What the exercise asks:
Reproduce the listing exactly and skip over any pictures.

==== Rows

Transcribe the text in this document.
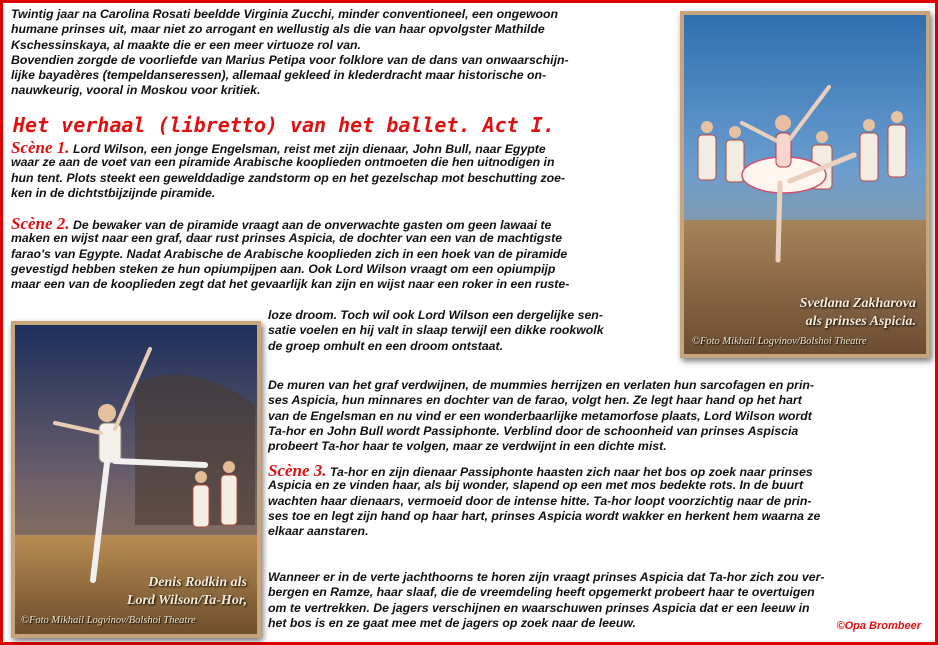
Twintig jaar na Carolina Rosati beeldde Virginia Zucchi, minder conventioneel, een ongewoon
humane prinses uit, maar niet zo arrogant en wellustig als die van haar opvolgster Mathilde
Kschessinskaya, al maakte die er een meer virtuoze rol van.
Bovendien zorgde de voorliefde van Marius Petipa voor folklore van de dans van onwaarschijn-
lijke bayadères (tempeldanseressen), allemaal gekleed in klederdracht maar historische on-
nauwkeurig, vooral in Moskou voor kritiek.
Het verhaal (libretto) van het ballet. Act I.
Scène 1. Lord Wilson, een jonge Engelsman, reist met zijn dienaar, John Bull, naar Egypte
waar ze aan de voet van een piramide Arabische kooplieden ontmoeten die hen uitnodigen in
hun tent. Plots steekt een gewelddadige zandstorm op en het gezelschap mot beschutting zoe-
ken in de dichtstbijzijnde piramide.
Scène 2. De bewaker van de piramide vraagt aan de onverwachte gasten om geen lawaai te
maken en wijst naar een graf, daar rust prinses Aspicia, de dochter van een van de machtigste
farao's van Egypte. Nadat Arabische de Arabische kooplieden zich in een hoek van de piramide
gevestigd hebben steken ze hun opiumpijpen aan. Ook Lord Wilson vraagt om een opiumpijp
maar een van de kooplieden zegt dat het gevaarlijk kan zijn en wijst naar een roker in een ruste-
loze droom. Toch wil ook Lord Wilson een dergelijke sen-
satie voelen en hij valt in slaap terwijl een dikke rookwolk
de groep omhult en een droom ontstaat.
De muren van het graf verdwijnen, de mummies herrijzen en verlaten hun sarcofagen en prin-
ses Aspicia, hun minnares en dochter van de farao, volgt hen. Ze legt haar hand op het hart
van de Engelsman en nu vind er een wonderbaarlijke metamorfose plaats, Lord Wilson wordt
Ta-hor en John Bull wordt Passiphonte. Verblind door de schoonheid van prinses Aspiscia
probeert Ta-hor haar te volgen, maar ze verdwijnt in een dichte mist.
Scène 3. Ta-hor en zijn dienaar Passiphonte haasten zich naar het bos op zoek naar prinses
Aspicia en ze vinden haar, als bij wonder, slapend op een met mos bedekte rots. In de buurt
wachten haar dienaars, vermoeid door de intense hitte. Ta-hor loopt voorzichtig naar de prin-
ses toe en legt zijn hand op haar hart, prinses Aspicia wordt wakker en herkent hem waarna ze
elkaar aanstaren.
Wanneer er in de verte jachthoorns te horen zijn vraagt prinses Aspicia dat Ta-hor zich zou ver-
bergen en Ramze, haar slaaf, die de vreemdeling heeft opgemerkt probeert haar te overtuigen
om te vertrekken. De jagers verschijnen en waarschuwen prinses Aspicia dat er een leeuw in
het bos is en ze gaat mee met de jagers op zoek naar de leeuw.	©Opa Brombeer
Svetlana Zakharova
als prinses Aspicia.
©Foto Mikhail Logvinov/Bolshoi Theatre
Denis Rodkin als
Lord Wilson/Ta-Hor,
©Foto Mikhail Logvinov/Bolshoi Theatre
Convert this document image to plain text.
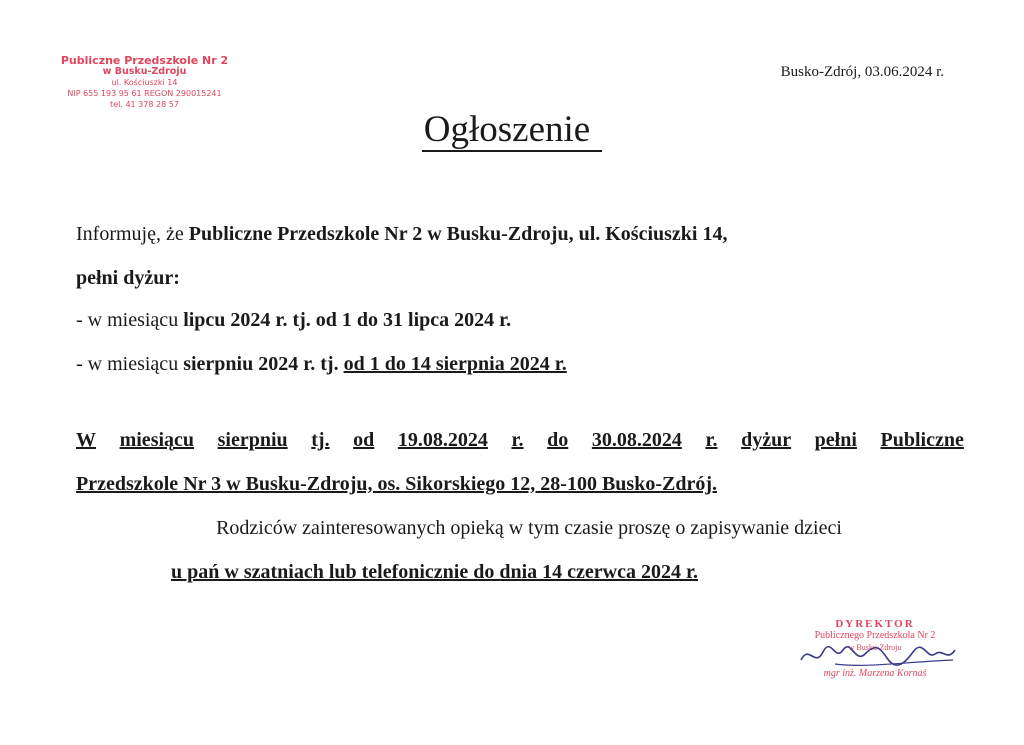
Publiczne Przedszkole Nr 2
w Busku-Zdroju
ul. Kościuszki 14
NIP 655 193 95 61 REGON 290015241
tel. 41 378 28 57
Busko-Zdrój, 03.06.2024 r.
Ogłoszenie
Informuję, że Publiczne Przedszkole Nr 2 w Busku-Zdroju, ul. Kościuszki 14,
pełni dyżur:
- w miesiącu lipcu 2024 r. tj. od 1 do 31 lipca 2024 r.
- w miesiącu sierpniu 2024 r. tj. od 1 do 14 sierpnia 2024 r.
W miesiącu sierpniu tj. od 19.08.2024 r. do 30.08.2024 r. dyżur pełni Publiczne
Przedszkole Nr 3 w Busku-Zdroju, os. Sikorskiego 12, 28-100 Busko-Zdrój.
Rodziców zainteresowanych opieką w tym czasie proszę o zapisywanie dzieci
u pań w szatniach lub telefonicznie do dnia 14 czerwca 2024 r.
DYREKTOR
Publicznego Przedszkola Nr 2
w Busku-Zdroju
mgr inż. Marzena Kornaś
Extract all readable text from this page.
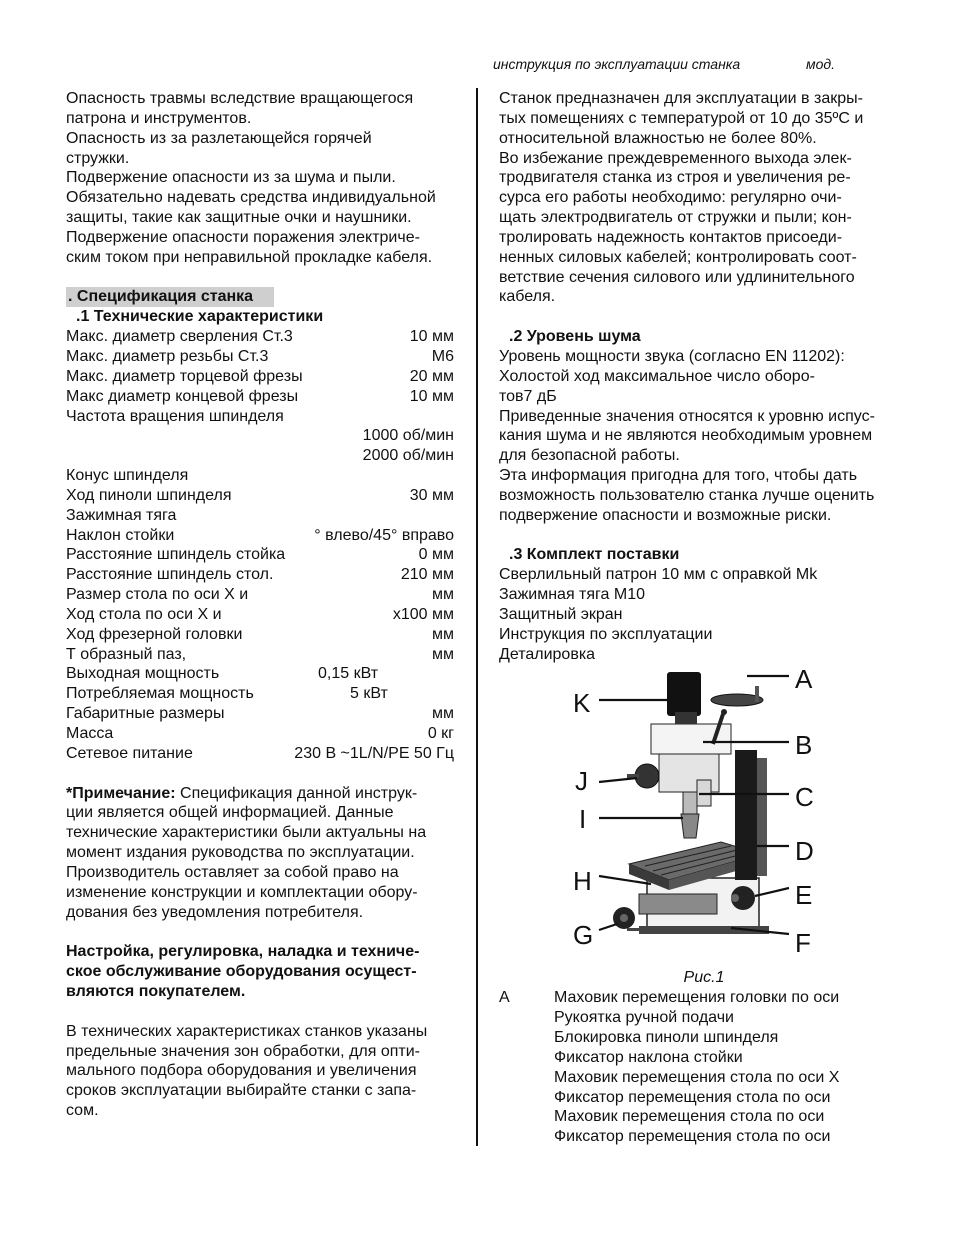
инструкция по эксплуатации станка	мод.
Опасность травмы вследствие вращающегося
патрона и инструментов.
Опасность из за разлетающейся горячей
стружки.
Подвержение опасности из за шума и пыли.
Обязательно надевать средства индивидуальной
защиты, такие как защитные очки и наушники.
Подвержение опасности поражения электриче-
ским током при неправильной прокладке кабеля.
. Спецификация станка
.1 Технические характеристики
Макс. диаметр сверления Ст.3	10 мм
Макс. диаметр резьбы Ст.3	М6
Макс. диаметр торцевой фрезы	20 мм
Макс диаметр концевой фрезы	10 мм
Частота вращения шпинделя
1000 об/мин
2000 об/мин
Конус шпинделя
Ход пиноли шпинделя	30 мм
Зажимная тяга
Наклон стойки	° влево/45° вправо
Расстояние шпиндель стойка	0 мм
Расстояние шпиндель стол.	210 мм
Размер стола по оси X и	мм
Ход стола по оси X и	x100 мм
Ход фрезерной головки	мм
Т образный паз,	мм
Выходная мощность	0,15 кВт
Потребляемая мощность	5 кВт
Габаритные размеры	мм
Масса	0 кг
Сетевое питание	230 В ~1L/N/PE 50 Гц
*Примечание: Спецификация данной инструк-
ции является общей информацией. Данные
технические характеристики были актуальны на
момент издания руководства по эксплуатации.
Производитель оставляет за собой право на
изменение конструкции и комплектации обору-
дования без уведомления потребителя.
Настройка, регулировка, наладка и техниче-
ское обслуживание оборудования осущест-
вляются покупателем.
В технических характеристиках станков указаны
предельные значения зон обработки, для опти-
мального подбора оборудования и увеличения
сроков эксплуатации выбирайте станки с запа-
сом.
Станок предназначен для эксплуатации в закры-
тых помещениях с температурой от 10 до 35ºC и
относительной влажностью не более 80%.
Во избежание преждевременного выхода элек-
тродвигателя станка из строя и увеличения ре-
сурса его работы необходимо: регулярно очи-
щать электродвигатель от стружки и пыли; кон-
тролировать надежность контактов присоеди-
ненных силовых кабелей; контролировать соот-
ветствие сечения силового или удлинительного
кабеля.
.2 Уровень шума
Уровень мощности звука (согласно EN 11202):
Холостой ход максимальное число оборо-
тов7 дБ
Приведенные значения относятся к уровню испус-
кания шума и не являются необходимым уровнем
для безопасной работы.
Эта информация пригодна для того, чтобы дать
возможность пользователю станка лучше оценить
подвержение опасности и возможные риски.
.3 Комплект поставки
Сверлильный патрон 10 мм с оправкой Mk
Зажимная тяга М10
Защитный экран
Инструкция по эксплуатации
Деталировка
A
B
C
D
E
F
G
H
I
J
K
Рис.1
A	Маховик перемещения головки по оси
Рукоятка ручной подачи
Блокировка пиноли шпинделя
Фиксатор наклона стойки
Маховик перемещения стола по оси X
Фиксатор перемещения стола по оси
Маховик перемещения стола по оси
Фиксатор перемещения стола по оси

========

Response:
Transcribe the text in this document.
Twintig jaar na Carolina Rosati beeldde Virginia Zucchi, minder conventioneel, een ongewoon
humane prinses uit, maar niet zo arrogant en wellustig als die van haar opvolgster Mathilde
Kschessinskaya, al maakte die er een meer virtuoze rol van.
Bovendien zorgde de voorliefde van Marius Petipa voor folklore van de dans van onwaarschijn-
lijke bayadères (tempeldanseressen), allemaal gekleed in klederdracht maar historische on-
nauwkeurig, vooral in Moskou voor kritiek.
Het verhaal (libretto) van het ballet. Act I.
Scène 1. Lord Wilson, een jonge Engelsman, reist met zijn dienaar, John Bull, naar Egypte
waar ze aan de voet van een piramide Arabische kooplieden ontmoeten die hen uitnodigen in
hun tent. Plots steekt een gewelddadige zandstorm op en het gezelschap mot beschutting zoe-
ken in de dichtstbijzijnde piramide.
Scène 2. De bewaker van de piramide vraagt aan de onverwachte gasten om geen lawaai te
maken en wijst naar een graf, daar rust prinses Aspicia, de dochter van een van de machtigste
farao's van Egypte. Nadat Arabische de Arabische kooplieden zich in een hoek van de piramide
gevestigd hebben steken ze hun opiumpijpen aan. Ook Lord Wilson vraagt om een opiumpijp
maar een van de kooplieden zegt dat het gevaarlijk kan zijn en wijst naar een roker in een ruste-
loze droom. Toch wil ook Lord Wilson een dergelijke sen-
satie voelen en hij valt in slaap terwijl een dikke rookwolk
de groep omhult en een droom ontstaat.
De muren van het graf verdwijnen, de mummies herrijzen en verlaten hun sarcofagen en prin-
ses Aspicia, hun minnares en dochter van de farao, volgt hen. Ze legt haar hand op het hart
van de Engelsman en nu vind er een wonderbaarlijke metamorfose plaats, Lord Wilson wordt
Ta-hor en John Bull wordt Passiphonte. Verblind door de schoonheid van prinses Aspiscia
probeert Ta-hor haar te volgen, maar ze verdwijnt in een dichte mist.
Scène 3. Ta-hor en zijn dienaar Passiphonte haasten zich naar het bos op zoek naar prinses
Aspicia en ze vinden haar, als bij wonder, slapend op een met mos bedekte rots. In de buurt
wachten haar dienaars, vermoeid door de intense hitte. Ta-hor loopt voorzichtig naar de prin-
ses toe en legt zijn hand op haar hart, prinses Aspicia wordt wakker en herkent hem waarna ze
elkaar aanstaren.
Wanneer er in de verte jachthoorns te horen zijn vraagt prinses Aspicia dat Ta-hor zich zou ver-
bergen en Ramze, haar slaaf, die de vreemdeling heeft opgemerkt probeert haar te overtuigen
om te vertrekken. De jagers verschijnen en waarschuwen prinses Aspicia dat er een leeuw in
het bos is en ze gaat mee met de jagers op zoek naar de leeuw.	©Opa Brombeer
Svetlana Zakharova
als prinses Aspicia.
©Foto Mikhail Logvinov/Bolshoi Theatre
Denis Rodkin als
Lord Wilson/Ta-Hor,
©Foto Mikhail Logvinov/Bolshoi Theatre
Convert this document image to plain text.
Publiczne Przedszkole Nr 2
w Busku-Zdroju
ul. Kościuszki 14
NIP 655 193 95 61 REGON 290015241
tel. 41 378 28 57
Busko-Zdrój, 03.06.2024 r.
Ogłoszenie
Informuję, że Publiczne Przedszkole Nr 2 w Busku-Zdroju, ul. Kościuszki 14,
pełni dyżur:
- w miesiącu lipcu 2024 r. tj. od 1 do 31 lipca 2024 r.
- w miesiącu sierpniu 2024 r. tj. od 1 do 14 sierpnia 2024 r.
W miesiącu sierpniu tj. od 19.08.2024 r. do 30.08.2024 r. dyżur pełni Publiczne
Przedszkole Nr 3 w Busku-Zdroju, os. Sikorskiego 12, 28-100 Busko-Zdrój.
Rodziców zainteresowanych opieką w tym czasie proszę o zapisywanie dzieci
u pań w szatniach lub telefonicznie do dnia 14 czerwca 2024 r.
DYREKTOR
Publicznego Przedszkola Nr 2
w Busku-Zdroju
mgr inż. Marzena Kornaś
Extract all readable text from this page.
инструкция по эксплуатации станка	мод.
Опасность травмы вследствие вращающегося
патрона и инструментов.
Опасность из за разлетающейся горячей
стружки.
Подвержение опасности из за шума и пыли.
Обязательно надевать средства индивидуальной
защиты, такие как защитные очки и наушники.
Подвержение опасности поражения электриче-
ским током при неправильной прокладке кабеля.
. Спецификация станка
.1 Технические характеристики
Макс. диаметр сверления Ст.3	10 мм
Макс. диаметр резьбы Ст.3	М6
Макс. диаметр торцевой фрезы	20 мм
Макс диаметр концевой фрезы	10 мм
Частота вращения шпинделя
1000 об/мин
2000 об/мин
Конус шпинделя
Ход пиноли шпинделя	30 мм
Зажимная тяга
Наклон стойки	° влево/45° вправо
Расстояние шпиндель стойка	0 мм
Расстояние шпиндель стол.	210 мм
Размер стола по оси X и	мм
Ход стола по оси X и	x100 мм
Ход фрезерной головки	мм
Т образный паз,	мм
Выходная мощность	0,15 кВт
Потребляемая мощность	5 кВт
Габаритные размеры	мм
Масса	0 кг
Сетевое питание	230 В ~1L/N/PE 50 Гц
*Примечание: Спецификация данной инструк-
ции является общей информацией. Данные
технические характеристики были актуальны на
момент издания руководства по эксплуатации.
Производитель оставляет за собой право на
изменение конструкции и комплектации обору-
дования без уведомления потребителя.
Настройка, регулировка, наладка и техниче-
ское обслуживание оборудования осущест-
вляются покупателем.
В технических характеристиках станков указаны
предельные значения зон обработки, для опти-
мального подбора оборудования и увеличения
сроков эксплуатации выбирайте станки с запа-
сом.
Станок предназначен для эксплуатации в закры-
тых помещениях с температурой от 10 до 35ºC и
относительной влажностью не более 80%.
Во избежание преждевременного выхода элек-
тродвигателя станка из строя и увеличения ре-
сурса его работы необходимо: регулярно очи-
щать электродвигатель от стружки и пыли; кон-
тролировать надежность контактов присоеди-
ненных силовых кабелей; контролировать соот-
ветствие сечения силового или удлинительного
кабеля.
.2 Уровень шума
Уровень мощности звука (согласно EN 11202):
Холостой ход максимальное число оборо-
тов7 дБ
Приведенные значения относятся к уровню испус-
кания шума и не являются необходимым уровнем
для безопасной работы.
Эта информация пригодна для того, чтобы дать
возможность пользователю станка лучше оценить
подвержение опасности и возможные риски.
.3 Комплект поставки
Сверлильный патрон 10 мм с оправкой Mk
Зажимная тяга М10
Защитный экран
Инструкция по эксплуатации
Деталировка
A
B
C
D
E
F
G
H
I
J
K
Рис.1
A	Маховик перемещения головки по оси
Рукоятка ручной подачи
Блокировка пиноли шпинделя
Фиксатор наклона стойки
Маховик перемещения стола по оси X
Фиксатор перемещения стола по оси
Маховик перемещения стола по оси
Фиксатор перемещения стола по оси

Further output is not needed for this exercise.